» Text shown:

● ● ● ●

Historically, type 1 diabetes has been considered a disease that affects primarily white youth. However, the study’s findings highlight the increasing burden of type 1 diabetes experienced by youth of minority racial/ethnic groups as well. The increase in prevalence among US minorities documented by the study is of concern, given that minority youth are more likely to have poor glycemic control, known to be associated with the serious complications of type 1 diabetes.

 

Increases in the prevalence of type 1 diabetes could reflect increases in disease incidence, decreases in mortality, or both. Mortality due to diabetes in youth is low (1.05 per million for aged ≤19 years in 2008-20095). Therefore, an increase in type 1 diabetes incidence is the most likely primary explanation.

 

In 2001, 588 of 1.7 million youth were diagnosed with type 2 diabetes for a prevalence of 0.34 per 1000 (95% CI, 0.31-0.37). In 2009, 819 of 1.8 million were diagnosed with type 2 diabetes for a prevalence of 0.46 per 1000 (95% CI, 0.43-0.49). In 2009, the prevalence of type 2 diabetes was 1.20 per 1000 among American Indian youth (95% CI, 0.96-1.51); 1.06 per 1000 among black youth (95% CI, 0.93-1.22); 0.79 per 1000 among Hispanic youth (95% CI, 0.70-0.88); and 0.17 per 1000 among white youth (95% CI, 0.15-0.20). Significant increases occurred between 2001 and 2009 in both sexes, all age-groups, and in white, Hispanic, and black youth, with no significant changes for Asian Pacific Islanders and American Indians.

 

There was a 30.5% (95% CI, 17.3%-45.1%) overall increase in type 2 diabetes, adjusted for completeness of ascertainment. A statistically significant increase was seen in both sexes, in those aged 10 through 14 years and 15 through 19 years, and in white, black, and Hispanic youth. No significant changes were seen in Asian Pacific Islander or American Indian youth. The prevalence of type 2 diabetes was higher in both periods among those aged 15 through 19 years than among those aged 10 through 14 years and higher among females than among males.

 

The report presented the first multiethnic data on changes in the prevalence of type 2 diabetes in youth. The prevalence of type 2 diabetes in 2009 among adolescents aged 10 through 19 years was 0.46 per 1000 or 0.046%, with highest prevalence in American Indians, followed by black, Hispanic, and Asian Pacific Islander youth, with lowest prevalence in white youth, a pattern that is almost the inverse of that seen in type 1 diabetes.

● ● ● ●

» Assigned task 1:
In the passage on diabetes in youth, list each racial/ethnic group that is given a 2009 prevalence figure for type 2 diabetes, with its rate per 1000.
» Assigned task 2:
Carry on the passage on diabetes prevalence in youth from where it stops.

● ● ● ●

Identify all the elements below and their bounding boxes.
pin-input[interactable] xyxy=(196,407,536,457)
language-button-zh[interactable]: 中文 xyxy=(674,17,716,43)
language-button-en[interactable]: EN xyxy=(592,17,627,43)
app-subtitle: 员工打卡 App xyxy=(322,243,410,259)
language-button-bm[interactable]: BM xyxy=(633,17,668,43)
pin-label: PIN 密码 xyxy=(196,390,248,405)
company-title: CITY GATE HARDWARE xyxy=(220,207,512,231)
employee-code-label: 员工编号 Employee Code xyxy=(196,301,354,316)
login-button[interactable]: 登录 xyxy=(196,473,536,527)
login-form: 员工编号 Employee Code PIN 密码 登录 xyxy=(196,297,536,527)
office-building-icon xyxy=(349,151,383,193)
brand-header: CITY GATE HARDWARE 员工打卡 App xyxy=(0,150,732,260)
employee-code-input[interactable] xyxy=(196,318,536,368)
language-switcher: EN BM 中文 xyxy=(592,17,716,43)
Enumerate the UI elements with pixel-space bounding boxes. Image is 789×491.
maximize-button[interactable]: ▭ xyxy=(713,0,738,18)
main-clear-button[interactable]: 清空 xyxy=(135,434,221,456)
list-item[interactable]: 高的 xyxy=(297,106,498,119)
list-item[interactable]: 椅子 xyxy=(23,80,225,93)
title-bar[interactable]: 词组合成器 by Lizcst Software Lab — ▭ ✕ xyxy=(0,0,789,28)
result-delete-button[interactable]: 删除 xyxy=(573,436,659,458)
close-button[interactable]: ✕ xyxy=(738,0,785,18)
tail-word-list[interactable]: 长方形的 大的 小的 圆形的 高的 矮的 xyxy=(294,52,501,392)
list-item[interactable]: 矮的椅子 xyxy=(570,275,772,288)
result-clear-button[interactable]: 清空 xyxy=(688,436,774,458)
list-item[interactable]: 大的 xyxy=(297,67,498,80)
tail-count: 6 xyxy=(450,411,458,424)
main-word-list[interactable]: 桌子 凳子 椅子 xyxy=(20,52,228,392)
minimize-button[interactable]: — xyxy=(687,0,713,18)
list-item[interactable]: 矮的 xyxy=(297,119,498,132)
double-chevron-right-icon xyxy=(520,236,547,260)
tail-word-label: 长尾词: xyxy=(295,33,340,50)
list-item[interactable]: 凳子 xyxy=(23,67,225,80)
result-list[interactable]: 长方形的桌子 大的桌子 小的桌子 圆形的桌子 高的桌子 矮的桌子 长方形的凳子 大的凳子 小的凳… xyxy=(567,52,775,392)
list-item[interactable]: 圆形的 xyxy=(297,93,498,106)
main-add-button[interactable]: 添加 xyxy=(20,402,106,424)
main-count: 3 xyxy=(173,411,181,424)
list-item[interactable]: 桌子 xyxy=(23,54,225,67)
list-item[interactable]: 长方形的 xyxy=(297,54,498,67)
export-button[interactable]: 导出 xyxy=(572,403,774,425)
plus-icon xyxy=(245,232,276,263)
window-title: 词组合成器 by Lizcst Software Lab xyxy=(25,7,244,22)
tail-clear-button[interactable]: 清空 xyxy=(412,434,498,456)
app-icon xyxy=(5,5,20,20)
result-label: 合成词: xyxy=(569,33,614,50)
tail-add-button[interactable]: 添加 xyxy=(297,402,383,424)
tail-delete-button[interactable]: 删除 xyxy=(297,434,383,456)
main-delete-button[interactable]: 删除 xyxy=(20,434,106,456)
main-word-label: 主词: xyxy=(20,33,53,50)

● ● ● ●

» Task output 1:
- American Indian youth: 1.20 per 1000
- Black youth: 1.06 per 1000
- Hispanic youth: 0.79 per 1000
- White youth: 0.17 per 1000

» Task output 2:
 

The results indicate an alarming 75.6% increase in the prevalence of Type 2 diabetes among Hispanics aged 10 through 19 years. The prevalence of Type 2 diabetes increased significantly among Hispanics, blacks, and whites. The magnitude of the increase was greatest among Hispanics (prevalence, 0.45 per 1000 in 2001 to 0.79 in 2009; P < .001), followed by blacks (0.95 to 1.06 per 1000; P = .02), and whites (0.14 to 0.17 per 1000; P < .001). No significant changes were observed among Asian Pacific Islanders (P = .73) or American Indians (P = .83).

 

Several reasons for the increasing type 2 diabetes prevalence are possible. Most likely are real changes in population risk for type 2 diabetes, such as minority population growth, obesity, exposure to diabetes in utero and perhaps endocrine-disrupting chemicals. Similarly, changing awareness of type 2 diabetes in youth leading to different diagnostic practices may have contributed to the increases.

 

The authors noted that the study had limitations and strengths. For example, the last year of data was 2009, five years ago, so the authors were not able to comment on whether current prevalence has changed. There were relatively small numbers of youth in some groups by race/ethnicity (especially American Indian and Asian Pacific Islanders) making these estimates of changes in prevalence less precise. The study’s authors concluded that further studies are required to determine the causes of these dramatic increases.